== Provided entries ==
○ ○ ○ ○ ○ ○ ○

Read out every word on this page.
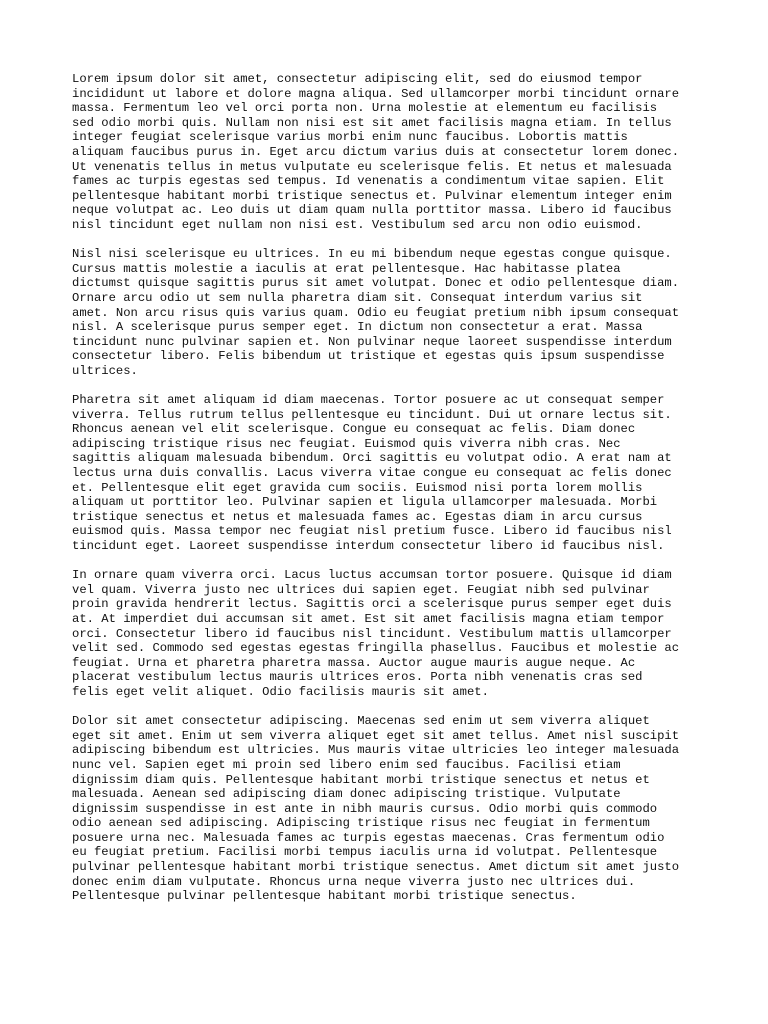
Lorem ipsum dolor sit amet, consectetur adipiscing elit, sed do eiusmod tempor
incididunt ut labore et dolore magna aliqua. Sed ullamcorper morbi tincidunt ornare
massa. Fermentum leo vel orci porta non. Urna molestie at elementum eu facilisis
sed odio morbi quis. Nullam non nisi est sit amet facilisis magna etiam. In tellus
integer feugiat scelerisque varius morbi enim nunc faucibus. Lobortis mattis
aliquam faucibus purus in. Eget arcu dictum varius duis at consectetur lorem donec.
Ut venenatis tellus in metus vulputate eu scelerisque felis. Et netus et malesuada
fames ac turpis egestas sed tempus. Id venenatis a condimentum vitae sapien. Elit
pellentesque habitant morbi tristique senectus et. Pulvinar elementum integer enim
neque volutpat ac. Leo duis ut diam quam nulla porttitor massa. Libero id faucibus
nisl tincidunt eget nullam non nisi est. Vestibulum sed arcu non odio euismod.

Nisl nisi scelerisque eu ultrices. In eu mi bibendum neque egestas congue quisque.
Cursus mattis molestie a iaculis at erat pellentesque. Hac habitasse platea
dictumst quisque sagittis purus sit amet volutpat. Donec et odio pellentesque diam.
Ornare arcu odio ut sem nulla pharetra diam sit. Consequat interdum varius sit
amet. Non arcu risus quis varius quam. Odio eu feugiat pretium nibh ipsum consequat
nisl. A scelerisque purus semper eget. In dictum non consectetur a erat. Massa
tincidunt nunc pulvinar sapien et. Non pulvinar neque laoreet suspendisse interdum
consectetur libero. Felis bibendum ut tristique et egestas quis ipsum suspendisse
ultrices.

Pharetra sit amet aliquam id diam maecenas. Tortor posuere ac ut consequat semper
viverra. Tellus rutrum tellus pellentesque eu tincidunt. Dui ut ornare lectus sit.
Rhoncus aenean vel elit scelerisque. Congue eu consequat ac felis. Diam donec
adipiscing tristique risus nec feugiat. Euismod quis viverra nibh cras. Nec
sagittis aliquam malesuada bibendum. Orci sagittis eu volutpat odio. A erat nam at
lectus urna duis convallis. Lacus viverra vitae congue eu consequat ac felis donec
et. Pellentesque elit eget gravida cum sociis. Euismod nisi porta lorem mollis
aliquam ut porttitor leo. Pulvinar sapien et ligula ullamcorper malesuada. Morbi
tristique senectus et netus et malesuada fames ac. Egestas diam in arcu cursus
euismod quis. Massa tempor nec feugiat nisl pretium fusce. Libero id faucibus nisl
tincidunt eget. Laoreet suspendisse interdum consectetur libero id faucibus nisl.

In ornare quam viverra orci. Lacus luctus accumsan tortor posuere. Quisque id diam
vel quam. Viverra justo nec ultrices dui sapien eget. Feugiat nibh sed pulvinar
proin gravida hendrerit lectus. Sagittis orci a scelerisque purus semper eget duis
at. At imperdiet dui accumsan sit amet. Est sit amet facilisis magna etiam tempor
orci. Consectetur libero id faucibus nisl tincidunt. Vestibulum mattis ullamcorper
velit sed. Commodo sed egestas egestas fringilla phasellus. Faucibus et molestie ac
feugiat. Urna et pharetra pharetra massa. Auctor augue mauris augue neque. Ac
placerat vestibulum lectus mauris ultrices eros. Porta nibh venenatis cras sed
felis eget velit aliquet. Odio facilisis mauris sit amet.

Dolor sit amet consectetur adipiscing. Maecenas sed enim ut sem viverra aliquet
eget sit amet. Enim ut sem viverra aliquet eget sit amet tellus. Amet nisl suscipit
adipiscing bibendum est ultricies. Mus mauris vitae ultricies leo integer malesuada
nunc vel. Sapien eget mi proin sed libero enim sed faucibus. Facilisi etiam
dignissim diam quis. Pellentesque habitant morbi tristique senectus et netus et
malesuada. Aenean sed adipiscing diam donec adipiscing tristique. Vulputate
dignissim suspendisse in est ante in nibh mauris cursus. Odio morbi quis commodo
odio aenean sed adipiscing. Adipiscing tristique risus nec feugiat in fermentum
posuere urna nec. Malesuada fames ac turpis egestas maecenas. Cras fermentum odio
eu feugiat pretium. Facilisi morbi tempus iaculis urna id volutpat. Pellentesque
pulvinar pellentesque habitant morbi tristique senectus. Amet dictum sit amet justo
donec enim diam vulputate. Rhoncus urna neque viverra justo nec ultrices dui.
Pellentesque pulvinar pellentesque habitant morbi tristique senectus.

○ ○ ○ ○ ○ ○ ○

Please repeat the entries exactly. Do not include the pictures.

== Task answer ==
Read out every word on this page.
Lorem ipsum dolor sit amet, consectetur adipiscing elit, sed do eiusmod tempor
incididunt ut labore et dolore magna aliqua. Sed ullamcorper morbi tincidunt ornare
massa. Fermentum leo vel orci porta non. Urna molestie at elementum eu facilisis
sed odio morbi quis. Nullam non nisi est sit amet facilisis magna etiam. In tellus
integer feugiat scelerisque varius morbi enim nunc faucibus. Lobortis mattis
aliquam faucibus purus in. Eget arcu dictum varius duis at consectetur lorem donec.
Ut venenatis tellus in metus vulputate eu scelerisque felis. Et netus et malesuada
fames ac turpis egestas sed tempus. Id venenatis a condimentum vitae sapien. Elit
pellentesque habitant morbi tristique senectus et. Pulvinar elementum integer enim
neque volutpat ac. Leo duis ut diam quam nulla porttitor massa. Libero id faucibus
nisl tincidunt eget nullam non nisi est. Vestibulum sed arcu non odio euismod.

Nisl nisi scelerisque eu ultrices. In eu mi bibendum neque egestas congue quisque.
Cursus mattis molestie a iaculis at erat pellentesque. Hac habitasse platea
dictumst quisque sagittis purus sit amet volutpat. Donec et odio pellentesque diam.
Ornare arcu odio ut sem nulla pharetra diam sit. Consequat interdum varius sit
amet. Non arcu risus quis varius quam. Odio eu feugiat pretium nibh ipsum consequat
nisl. A scelerisque purus semper eget. In dictum non consectetur a erat. Massa
tincidunt nunc pulvinar sapien et. Non pulvinar neque laoreet suspendisse interdum
consectetur libero. Felis bibendum ut tristique et egestas quis ipsum suspendisse
ultrices.

Pharetra sit amet aliquam id diam maecenas. Tortor posuere ac ut consequat semper
viverra. Tellus rutrum tellus pellentesque eu tincidunt. Dui ut ornare lectus sit.
Rhoncus aenean vel elit scelerisque. Congue eu consequat ac felis. Diam donec
adipiscing tristique risus nec feugiat. Euismod quis viverra nibh cras. Nec
sagittis aliquam malesuada bibendum. Orci sagittis eu volutpat odio. A erat nam at
lectus urna duis convallis. Lacus viverra vitae congue eu consequat ac felis donec
et. Pellentesque elit eget gravida cum sociis. Euismod nisi porta lorem mollis
aliquam ut porttitor leo. Pulvinar sapien et ligula ullamcorper malesuada. Morbi
tristique senectus et netus et malesuada fames ac. Egestas diam in arcu cursus
euismod quis. Massa tempor nec feugiat nisl pretium fusce. Libero id faucibus nisl
tincidunt eget. Laoreet suspendisse interdum consectetur libero id faucibus nisl.

In ornare quam viverra orci. Lacus luctus accumsan tortor posuere. Quisque id diam
vel quam. Viverra justo nec ultrices dui sapien eget. Feugiat nibh sed pulvinar
proin gravida hendrerit lectus. Sagittis orci a scelerisque purus semper eget duis
at. At imperdiet dui accumsan sit amet. Est sit amet facilisis magna etiam tempor
orci. Consectetur libero id faucibus nisl tincidunt. Vestibulum mattis ullamcorper
velit sed. Commodo sed egestas egestas fringilla phasellus. Faucibus et molestie ac
feugiat. Urna et pharetra pharetra massa. Auctor augue mauris augue neque. Ac
placerat vestibulum lectus mauris ultrices eros. Porta nibh venenatis cras sed
felis eget velit aliquet. Odio facilisis mauris sit amet.

Dolor sit amet consectetur adipiscing. Maecenas sed enim ut sem viverra aliquet
eget sit amet. Enim ut sem viverra aliquet eget sit amet tellus. Amet nisl suscipit
adipiscing bibendum est ultricies. Mus mauris vitae ultricies leo integer malesuada
nunc vel. Sapien eget mi proin sed libero enim sed faucibus. Facilisi etiam
dignissim diam quis. Pellentesque habitant morbi tristique senectus et netus et
malesuada. Aenean sed adipiscing diam donec adipiscing tristique. Vulputate
dignissim suspendisse in est ante in nibh mauris cursus. Odio morbi quis commodo
odio aenean sed adipiscing. Adipiscing tristique risus nec feugiat in fermentum
posuere urna nec. Malesuada fames ac turpis egestas maecenas. Cras fermentum odio
eu feugiat pretium. Facilisi morbi tempus iaculis urna id volutpat. Pellentesque
pulvinar pellentesque habitant morbi tristique senectus. Amet dictum sit amet justo
donec enim diam vulputate. Rhoncus urna neque viverra justo nec ultrices dui.
Pellentesque pulvinar pellentesque habitant morbi tristique senectus.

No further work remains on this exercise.